**Problem to solve:**
Copy out each line below that has the word "eski" in it.

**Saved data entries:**
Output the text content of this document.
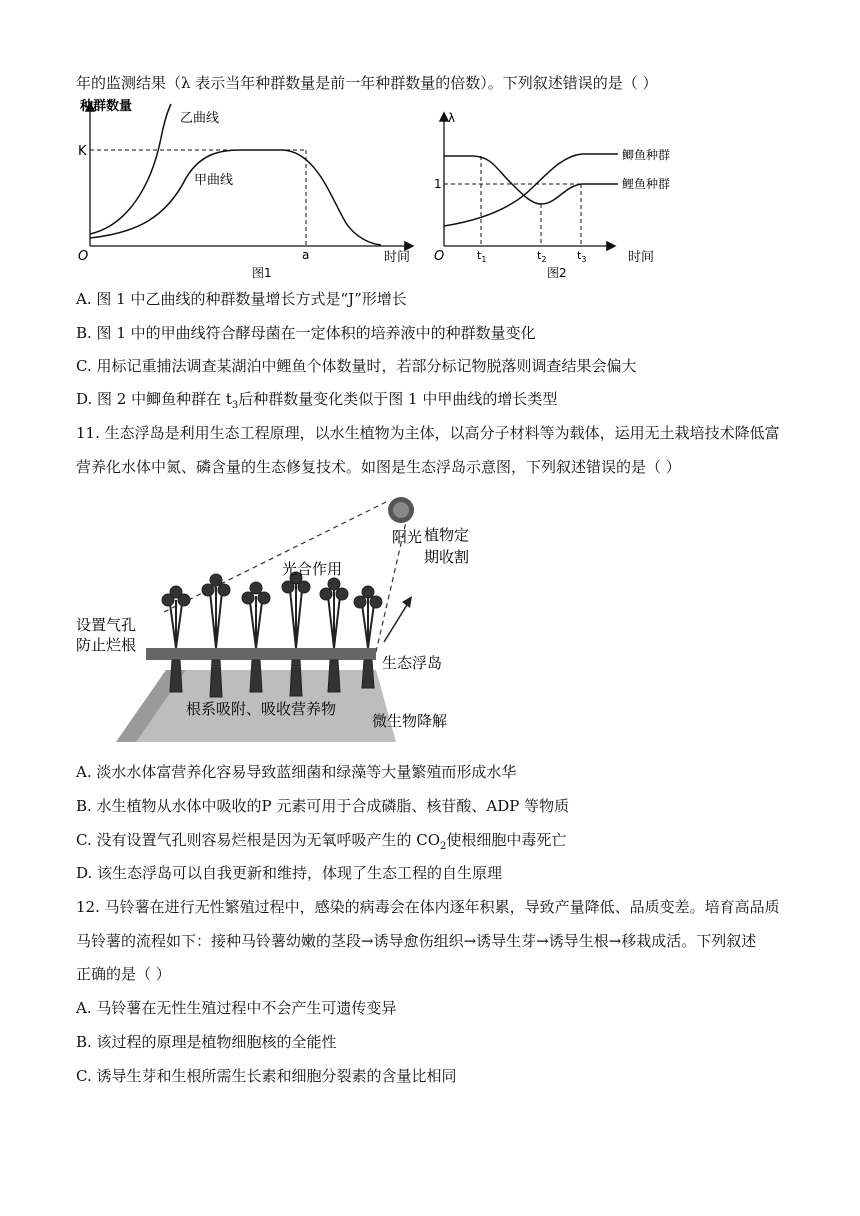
年的监测结果（λ 表示当年种群数量是前一年种群数量的倍数）。下列叙述错误的是（ ）
种群数量
K
O
乙曲线
甲曲线
a	时间
图1
λ
1
O
鲫鱼种群
鲤鱼种群
$t_1$	$t_2$	$t_3$	时间
图2
A. 图 1 中乙曲线的种群数量增长方式是“J”形增长
B. 图 1 中的甲曲线符合酵母菌在一定体积的培养液中的种群数量变化
C. 用标记重捕法调查某湖泊中鲤鱼个体数量时，若部分标记物脱落则调查结果会偏大
D. 图 2 中鲫鱼种群在 $t_3$后种群数量变化类似于图 1 中甲曲线的增长类型
11. 生态浮岛是利用生态工程原理，以水生植物为主体，以高分子材料等为载体，运用无土栽培技术降低富
营养化水体中氮、磷含量的生态修复技术。如图是生态浮岛示意图，下列叙述错误的是（ ）
阳光 植物定
期收割
光合作用
设置气孔
防止烂根
生态浮岛
根系吸附、吸收营养物
微生物降解
A. 淡水水体富营养化容易导致蓝细菌和绿藻等大量繁殖而形成水华
B. 水生植物从水体中吸收的P 元素可用于合成磷脂、核苷酸、ADP 等物质
C. 没有设置气孔则容易烂根是因为无氧呼吸产生的 $CO_2$使根细胞中毒死亡
D. 该生态浮岛可以自我更新和维持，体现了生态工程的自生原理
12. 马铃薯在进行无性繁殖过程中，感染的病毒会在体内逐年积累，导致产量降低、品质变差。培育高品质
马铃薯的流程如下：接种马铃薯幼嫩的茎段→诱导愈伤组织→诱导生芽→诱导生根→移栽成活。下列叙述
正确的是（ ）
A. 马铃薯在无性生殖过程中不会产生可遗传变异
B. 该过程的原理是植物细胞核的全能性
C. 诱导生芽和生根所需生长素和细胞分裂素的含量比相同
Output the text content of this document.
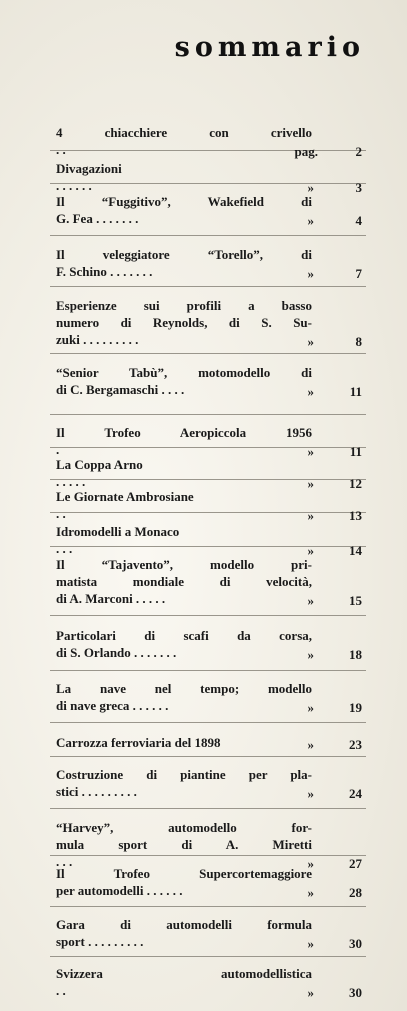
sommario
4 chiacchiere con crivello
. .	pag.	2
Divagazioni
. . . . . .	»	3
Il “Fuggitivo”, Wakefield di
G. Fea . . . . . . .	»	4
Il veleggiatore “Torello”, di
F. Schino . . . . . . .	»	7
Esperienze sui profili a basso
numero di Reynolds, di S. Su-
zuki . . . . . . . . .	»	8
“Senior Tabù”, motomodello di
di C. Bergamaschi . . . .	»	11
Il Trofeo Aeropiccola 1956
.	»	11
La Coppa Arno
. . . . .	»	12
Le Giornate Ambrosiane
. .	»	13
Idromodelli a Monaco
. . .	»	14
Il “Tajavento”, modello pri-
matista mondiale di velocità,
di A. Marconi . . . . .	»	15
Particolari di scafi da corsa,
di S. Orlando . . . . . . .	»	18
La nave nel tempo; modello
di nave greca . . . . . .	»	19
Carrozza ferroviaria del 1898	»	23
Costruzione di piantine per pla-
stici . . . . . . . . .	»	24
“Harvey”, automodello for-
mula sport di A. Miretti
. . .	»	27
Il Trofeo Supercortemaggiore
per automodelli . . . . . .	»	28
Gara di automodelli formula
sport . . . . . . . . .	»	30
Svizzera automodellistica
. .	»	30
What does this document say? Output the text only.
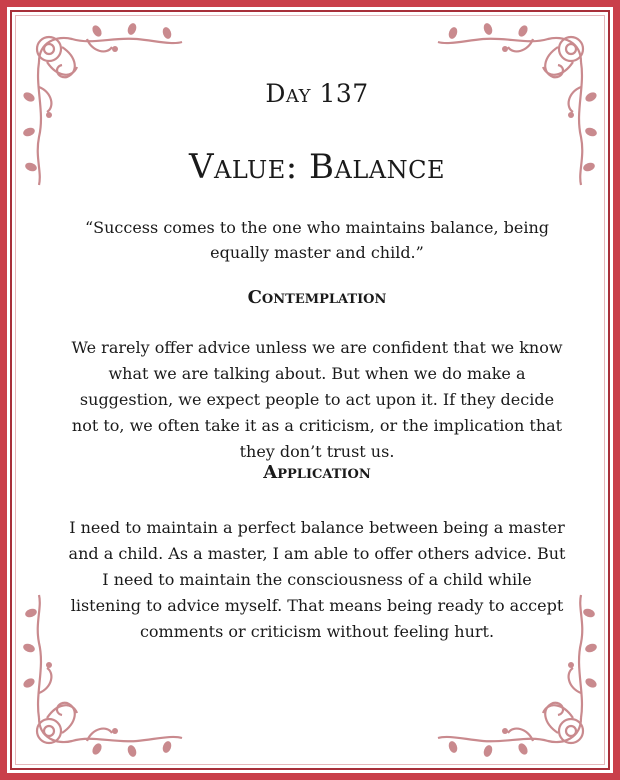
Day 137
Value: Balance
“Success comes to the one who maintains balance, being equally master and child.”
Contemplation
We rarely offer advice unless we are confident that we know what we are talking about. But when we do make a suggestion, we expect people to act upon it. If they decide not to, we often take it as a criticism, or the implication that they don’t trust us.
Application
I need to maintain a perfect balance between being a master and a child. As a master, I am able to offer others advice. But I need to maintain the consciousness of a child while listening to advice myself. That means being ready to accept comments or criticism without feeling hurt.
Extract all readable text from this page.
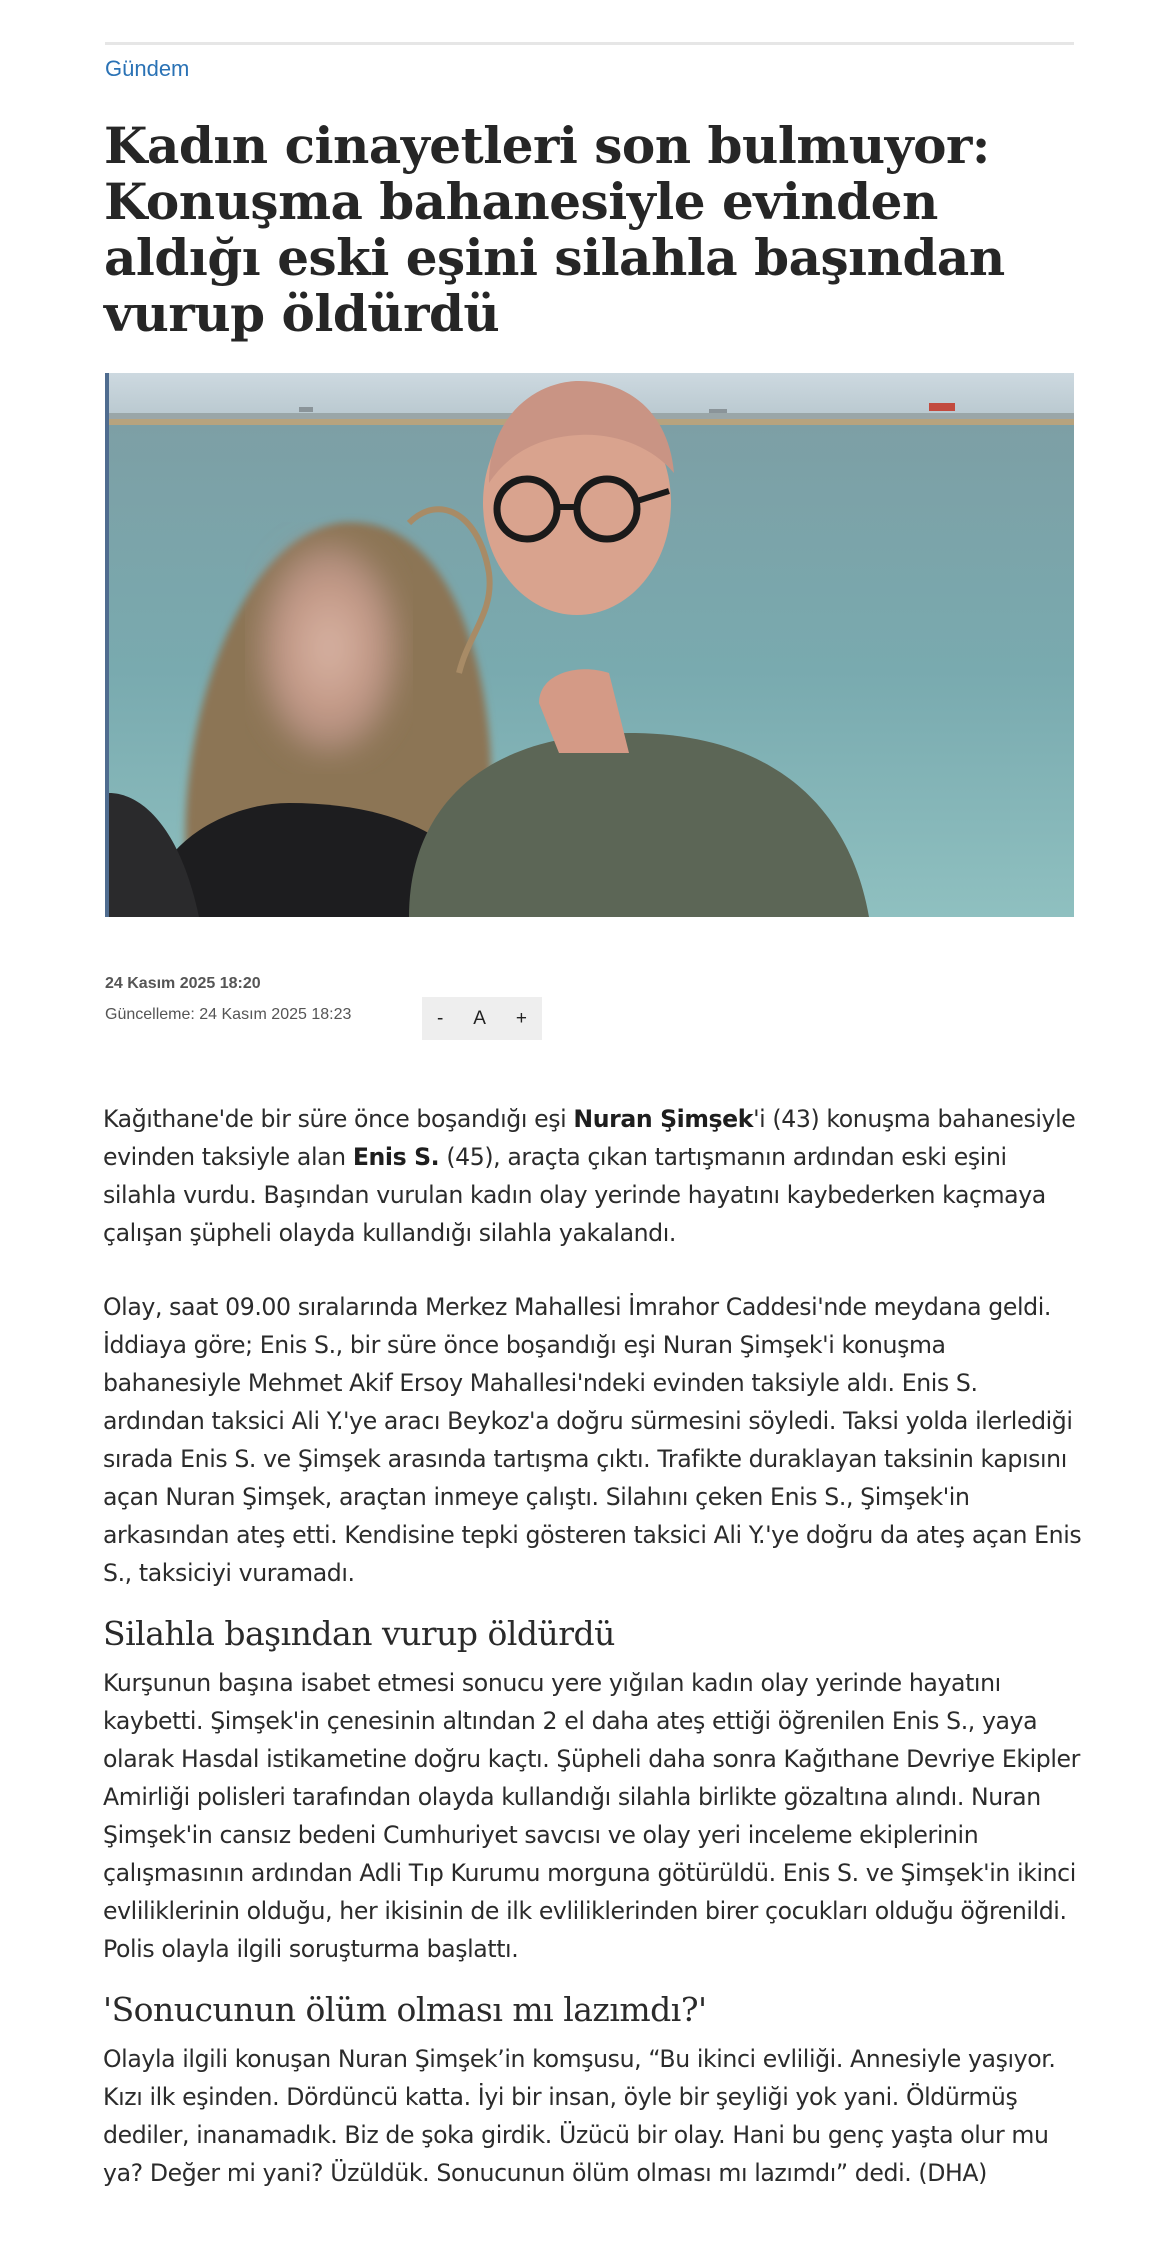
Gündem
Kadın cinayetleri son bulmuyor: Konuşma bahanesiyle evinden aldığı eski eşini silahla başından vurup öldürdü
24 Kasım 2025 18:20
Güncelleme: 24 Kasım 2025 18:23	-	A	+

Kağıthane'de bir süre önce boşandığı eşi Nuran Şimşek'i (43) konuşma bahanesiyle evinden taksiyle alan Enis S. (45), araçta çıkan tartışmanın ardından eski eşini silahla vurdu. Başından vurulan kadın olay yerinde hayatını kaybederken kaçmaya çalışan şüpheli olayda kullandığı silahla yakalandı.

Olay, saat 09.00 sıralarında Merkez Mahallesi İmrahor Caddesi'nde meydana geldi. İddiaya göre; Enis S., bir süre önce boşandığı eşi Nuran Şimşek'i konuşma bahanesiyle Mehmet Akif Ersoy Mahallesi'ndeki evinden taksiyle aldı. Enis S. ardından taksici Ali Y.'ye aracı Beykoz'a doğru sürmesini söyledi. Taksi yolda ilerlediği sırada Enis S. ve Şimşek arasında tartışma çıktı. Trafikte duraklayan taksinin kapısını açan Nuran Şimşek, araçtan inmeye çalıştı. Silahını çeken Enis S., Şimşek'in arkasından ateş etti. Kendisine tepki gösteren taksici Ali Y.'ye doğru da ateş açan Enis S., taksiciyi vuramadı.

Silahla başından vurup öldürdü

Kurşunun başına isabet etmesi sonucu yere yığılan kadın olay yerinde hayatını kaybetti. Şimşek'in çenesinin altından 2 el daha ateş ettiği öğrenilen Enis S., yaya olarak Hasdal istikametine doğru kaçtı. Şüpheli daha sonra Kağıthane Devriye Ekipler Amirliği polisleri tarafından olayda kullandığı silahla birlikte gözaltına alındı. Nuran Şimşek'in cansız bedeni Cumhuriyet savcısı ve olay yeri inceleme ekiplerinin çalışmasının ardından Adli Tıp Kurumu morguna götürüldü. Enis S. ve Şimşek'in ikinci evliliklerinin olduğu, her ikisinin de ilk evliliklerinden birer çocukları olduğu öğrenildi. Polis olayla ilgili soruşturma başlattı.

'Sonucunun ölüm olması mı lazımdı?'

Olayla ilgili konuşan Nuran Şimşek’in komşusu, “Bu ikinci evliliği. Annesiyle yaşıyor. Kızı ilk eşinden. Dördüncü katta. İyi bir insan, öyle bir şeyliği yok yani. Öldürmüş dediler, inanamadık. Biz de şoka girdik. Üzücü bir olay. Hani bu genç yaşta olur mu ya? Değer mi yani? Üzüldük. Sonucunun ölüm olması mı lazımdı” dedi. (DHA)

**Solution for this task:**
Kadın cinayetleri son bulmuyor: Konuşma bahanesiyle evinden aldığı eski eşini silahla başından vurup öldürdü
Kağıthane'de bir süre önce boşandığı eşi Nuran Şimşek'i (43) konuşma bahanesiyle evinden taksiyle alan Enis S. (45), araçta çıkan tartışmanın ardından eski eşini silahla vurdu. Başından vurulan kadın olay yerinde hayatını kaybederken kaçmaya çalışan şüpheli olayda kullandığı silahla yakalandı.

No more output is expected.